Texto selecionado:
-------
PATRIMÔNIO Territorial Como Fundamento do Planejamento:
projeto Representacional e Estatuto dos Lugares

Nome: Julia Curto Uliana
Tipo: Dissertação de mestrado acadêmico
Data de publicação: 29/09/2022
Orientador:

Nomeordem decrescente Papel
Renata Hermanny de Almeida Orientador

Banca:

Nomeordem decrescente Papel
Anderson Gomes da Epifania Examinador Externo
Daniella do Amaral Mello Bonatto Examinador Interno
Latussa Bianca Laranja Monteiro Examinador Externo
Renata Hermanny de Almeida Orientador

Resumo: Considerando a intensificação da urbanização dispersa, fragmentada e difusa do
território, expressa, entre outros, na adoção de estratégias competitivas isoladas de
desenvolvimento, a pesquisa enfrenta teórica e metodologicamente a elaboração de
uma dupla narrativa - histórico-estrutural e morfotipológica - pautada na interpretação
e na representação do patrimônio territorial com vistas à elaboração de diretrizes
estatutárias para o planejamento territorial. Essa proposição se vincula a investigações
articuladoras da tríade temática patrimônio, território e planejamento, e desenvolve-se
por intermédio de um pensamento sistêmico socio-espaço-temporal. Tem como
recorte espacial o município de Aracruz/ES. Pois, constituiu, ao longo do processo de
ocupação e transformação, identidade territorial pautada em sedimentos de valor
patrimonial estruturados na longa duração. A pesquisa se justifica na defesa do
patrimônio como instrumento capaz de mediar processos integrados e orientados ao
desenvolvimento autossustentável, operados pelo saber técnico e pela consciência
social. A herança patrimonial – invariância estrutural geradora de uso, manutenção e
valor patrimonial – se tomada de acordo com as diferentes trajetórias culturais,
simbólicas e econômicas inerentes ao contexto territorial, contribui na proposição de
cenários estratégicos. Face ao exposto, o objetivo geral do trabalho é discutir o papel
do patrimônio territorial como mediador de referenciais de planejamento para o
autogoverno territorial local (MAGNAGHI, 2017), a partir da estruturação de regras
estatutárias em duas perspectivas: uma cognitiva, por meio de produção de
conhecimento territorial; e uma normativa, por meio da indicação de parâmetros
técnico-científicos para revisão e/ou produção de normativa. Especificamente,
objetiva-se (i) gerar banco de dados – elementos estruturantes do território; (ii)
estabelecer narrativa histórico-estrutural do município; (iii) Elaborar metodologia para a
leitura e mapeamento de morfotipos territoriais; (iv) gerar mapas dos morfotipos
territoriais e (v) estabelecer conhecimento cognitivo e parâmetros normativos
referenciais para a elaboração do Estatuto dos lugares. Para tanto, procede-se à
metodologia de caráter qualitativo-descritivo e empírico, pois busca descrever o objeto
para compreendê-lo profundamente, realizada em duas etapas desenvolvidas a partir
da proposta projetual da Escola Territorialista Italiana (ETI). A primeira etapa é
pautada na descrição e análise do objeto a partir da elaboração do Ciclo T-D-R, no
qual serão pesquisados seus dados históricos, como sua formação, a evolução e seu
desempenho territorial, aproximando-se de sua construção histórico-estrutural e
morfotipológica; a segunda refere-se à elaboração do Atlas do Patrimônio Territorial,
onde são representados os componentes espaciais singulares do território a partir dos
morfotipos territoriais. Como resultado, a pesquisa propõe a elaboração de um Quadro
do Patrimônio Territorial a fim de estabelecer diretrizes e normativas projetuais,
contendo a descrição, interpretação e representação da identidade territorial e suas
relativas invariantes municipais, com vistas à composição de um Estatuto dos
Territórios para um desenvolvimento autossustentável e autodeterminado.
-------
Dados fornecidos:
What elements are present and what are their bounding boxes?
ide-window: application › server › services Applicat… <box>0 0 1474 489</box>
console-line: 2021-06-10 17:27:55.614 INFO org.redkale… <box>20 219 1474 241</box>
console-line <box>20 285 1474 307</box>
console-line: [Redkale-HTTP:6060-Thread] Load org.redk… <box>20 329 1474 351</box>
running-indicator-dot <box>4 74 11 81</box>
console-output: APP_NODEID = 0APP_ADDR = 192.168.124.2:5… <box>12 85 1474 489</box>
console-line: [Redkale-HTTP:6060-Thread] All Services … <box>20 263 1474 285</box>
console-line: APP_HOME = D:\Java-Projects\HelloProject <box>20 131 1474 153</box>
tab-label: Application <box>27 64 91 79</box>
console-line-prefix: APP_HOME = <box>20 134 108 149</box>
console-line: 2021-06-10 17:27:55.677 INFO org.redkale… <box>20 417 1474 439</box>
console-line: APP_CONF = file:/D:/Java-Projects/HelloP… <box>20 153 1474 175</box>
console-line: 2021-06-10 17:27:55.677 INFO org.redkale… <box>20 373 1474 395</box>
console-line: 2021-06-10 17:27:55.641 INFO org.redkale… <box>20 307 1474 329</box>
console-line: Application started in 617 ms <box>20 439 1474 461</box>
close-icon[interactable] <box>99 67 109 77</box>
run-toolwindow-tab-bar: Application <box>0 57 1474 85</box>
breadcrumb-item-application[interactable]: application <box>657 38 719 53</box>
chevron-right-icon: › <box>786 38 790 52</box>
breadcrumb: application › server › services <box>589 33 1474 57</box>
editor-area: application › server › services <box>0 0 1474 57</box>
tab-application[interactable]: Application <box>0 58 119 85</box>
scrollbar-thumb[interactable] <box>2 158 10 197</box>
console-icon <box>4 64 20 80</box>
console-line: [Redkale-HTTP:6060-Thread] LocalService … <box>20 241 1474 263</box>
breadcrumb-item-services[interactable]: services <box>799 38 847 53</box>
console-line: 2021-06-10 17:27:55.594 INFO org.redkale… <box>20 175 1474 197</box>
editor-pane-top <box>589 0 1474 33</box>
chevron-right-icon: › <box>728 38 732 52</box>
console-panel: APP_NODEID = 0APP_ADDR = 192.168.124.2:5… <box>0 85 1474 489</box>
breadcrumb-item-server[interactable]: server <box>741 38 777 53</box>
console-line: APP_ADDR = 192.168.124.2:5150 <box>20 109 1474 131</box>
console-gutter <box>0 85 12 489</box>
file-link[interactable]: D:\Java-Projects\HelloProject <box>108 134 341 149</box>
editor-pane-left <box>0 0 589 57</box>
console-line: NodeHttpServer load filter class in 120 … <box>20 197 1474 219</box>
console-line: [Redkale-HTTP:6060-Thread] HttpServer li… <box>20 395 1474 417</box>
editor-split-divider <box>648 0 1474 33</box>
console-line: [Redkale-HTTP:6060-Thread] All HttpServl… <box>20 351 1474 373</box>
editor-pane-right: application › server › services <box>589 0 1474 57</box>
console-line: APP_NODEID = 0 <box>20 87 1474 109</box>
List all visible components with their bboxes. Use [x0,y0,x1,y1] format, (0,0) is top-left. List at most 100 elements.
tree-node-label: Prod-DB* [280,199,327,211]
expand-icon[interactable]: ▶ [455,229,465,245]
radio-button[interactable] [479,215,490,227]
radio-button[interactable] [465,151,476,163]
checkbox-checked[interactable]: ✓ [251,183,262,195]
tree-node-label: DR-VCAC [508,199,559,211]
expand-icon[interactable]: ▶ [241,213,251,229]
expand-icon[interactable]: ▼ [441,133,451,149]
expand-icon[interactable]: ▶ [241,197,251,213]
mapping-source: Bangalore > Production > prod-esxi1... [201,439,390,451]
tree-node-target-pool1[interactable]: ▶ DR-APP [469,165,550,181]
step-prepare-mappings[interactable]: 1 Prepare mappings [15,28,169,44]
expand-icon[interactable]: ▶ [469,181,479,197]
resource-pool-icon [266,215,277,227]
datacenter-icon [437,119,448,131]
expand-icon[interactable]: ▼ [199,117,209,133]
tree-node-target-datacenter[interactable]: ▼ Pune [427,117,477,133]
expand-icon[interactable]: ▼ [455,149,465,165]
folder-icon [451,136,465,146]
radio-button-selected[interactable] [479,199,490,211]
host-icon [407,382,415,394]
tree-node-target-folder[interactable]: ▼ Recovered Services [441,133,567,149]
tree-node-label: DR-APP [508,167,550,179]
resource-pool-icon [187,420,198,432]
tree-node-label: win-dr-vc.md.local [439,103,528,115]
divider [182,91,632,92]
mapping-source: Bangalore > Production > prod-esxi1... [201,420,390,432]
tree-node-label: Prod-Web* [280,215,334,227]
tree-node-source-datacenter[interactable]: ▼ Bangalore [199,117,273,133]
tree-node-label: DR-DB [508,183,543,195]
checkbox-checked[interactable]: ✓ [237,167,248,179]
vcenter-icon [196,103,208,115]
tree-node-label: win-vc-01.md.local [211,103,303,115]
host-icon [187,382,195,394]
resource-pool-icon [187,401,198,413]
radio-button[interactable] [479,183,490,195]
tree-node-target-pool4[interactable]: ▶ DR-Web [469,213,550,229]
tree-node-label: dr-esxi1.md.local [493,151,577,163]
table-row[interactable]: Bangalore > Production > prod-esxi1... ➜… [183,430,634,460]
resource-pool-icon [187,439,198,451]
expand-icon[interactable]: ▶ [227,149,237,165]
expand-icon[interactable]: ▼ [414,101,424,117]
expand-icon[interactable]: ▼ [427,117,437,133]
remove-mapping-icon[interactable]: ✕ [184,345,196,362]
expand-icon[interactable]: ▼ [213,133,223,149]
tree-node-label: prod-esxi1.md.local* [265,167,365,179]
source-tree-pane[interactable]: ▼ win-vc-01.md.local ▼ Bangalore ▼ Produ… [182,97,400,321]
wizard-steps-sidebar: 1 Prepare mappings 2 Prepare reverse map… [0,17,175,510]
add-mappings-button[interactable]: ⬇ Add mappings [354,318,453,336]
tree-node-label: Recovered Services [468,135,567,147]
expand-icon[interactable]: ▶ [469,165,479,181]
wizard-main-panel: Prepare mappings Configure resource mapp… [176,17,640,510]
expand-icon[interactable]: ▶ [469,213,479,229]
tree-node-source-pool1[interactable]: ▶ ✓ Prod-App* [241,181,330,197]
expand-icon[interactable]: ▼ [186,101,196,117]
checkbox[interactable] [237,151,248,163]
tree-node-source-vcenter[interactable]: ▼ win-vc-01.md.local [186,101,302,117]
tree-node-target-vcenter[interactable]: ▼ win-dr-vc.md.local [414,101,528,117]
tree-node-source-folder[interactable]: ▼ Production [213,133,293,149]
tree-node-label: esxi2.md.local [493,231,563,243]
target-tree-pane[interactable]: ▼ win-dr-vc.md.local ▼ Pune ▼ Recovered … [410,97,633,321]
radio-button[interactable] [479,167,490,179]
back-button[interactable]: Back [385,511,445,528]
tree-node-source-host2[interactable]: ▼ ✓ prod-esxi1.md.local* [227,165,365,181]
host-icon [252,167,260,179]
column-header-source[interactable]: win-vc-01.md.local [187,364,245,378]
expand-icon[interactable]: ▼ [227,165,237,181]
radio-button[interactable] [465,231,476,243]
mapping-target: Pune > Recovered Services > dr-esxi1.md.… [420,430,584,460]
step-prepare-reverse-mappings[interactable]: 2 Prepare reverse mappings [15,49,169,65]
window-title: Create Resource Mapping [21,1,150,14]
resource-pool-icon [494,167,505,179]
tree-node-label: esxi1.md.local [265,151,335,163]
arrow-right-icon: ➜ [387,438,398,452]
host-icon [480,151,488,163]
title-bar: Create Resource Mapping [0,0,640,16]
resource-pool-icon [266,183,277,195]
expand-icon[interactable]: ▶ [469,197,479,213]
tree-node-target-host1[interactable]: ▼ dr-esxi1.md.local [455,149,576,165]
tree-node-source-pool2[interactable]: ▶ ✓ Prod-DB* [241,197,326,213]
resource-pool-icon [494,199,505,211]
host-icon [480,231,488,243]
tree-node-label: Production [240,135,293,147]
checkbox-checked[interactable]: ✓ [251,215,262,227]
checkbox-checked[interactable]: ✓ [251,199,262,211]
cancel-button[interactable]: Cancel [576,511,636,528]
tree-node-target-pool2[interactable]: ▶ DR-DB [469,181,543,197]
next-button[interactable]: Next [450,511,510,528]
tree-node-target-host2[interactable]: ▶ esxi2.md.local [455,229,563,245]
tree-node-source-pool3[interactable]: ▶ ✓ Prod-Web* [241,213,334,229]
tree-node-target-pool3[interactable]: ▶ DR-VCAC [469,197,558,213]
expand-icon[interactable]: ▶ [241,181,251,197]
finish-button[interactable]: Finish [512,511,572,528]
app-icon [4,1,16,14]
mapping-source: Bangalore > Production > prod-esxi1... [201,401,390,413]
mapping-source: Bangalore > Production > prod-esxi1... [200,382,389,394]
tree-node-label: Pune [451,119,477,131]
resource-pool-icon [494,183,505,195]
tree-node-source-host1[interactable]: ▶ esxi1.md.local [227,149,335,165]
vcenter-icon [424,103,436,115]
-------
Sua tarefa:
De acordo com o resumo da dissertação sobre patrimônio territorial, por que o município de Aracruz/ES foi adotado como recorte espacial da pesquisa? Responda em uma a três frases. O material acima provém de outra fonte.

Resultado da tarefa:
O município de Aracruz/ES foi adotado como recorte espacial porque, ao longo do processo de ocupação e transformação, constituiu uma identidade territorial pautada em sedimentos de valor patrimonial estruturados na longa duração.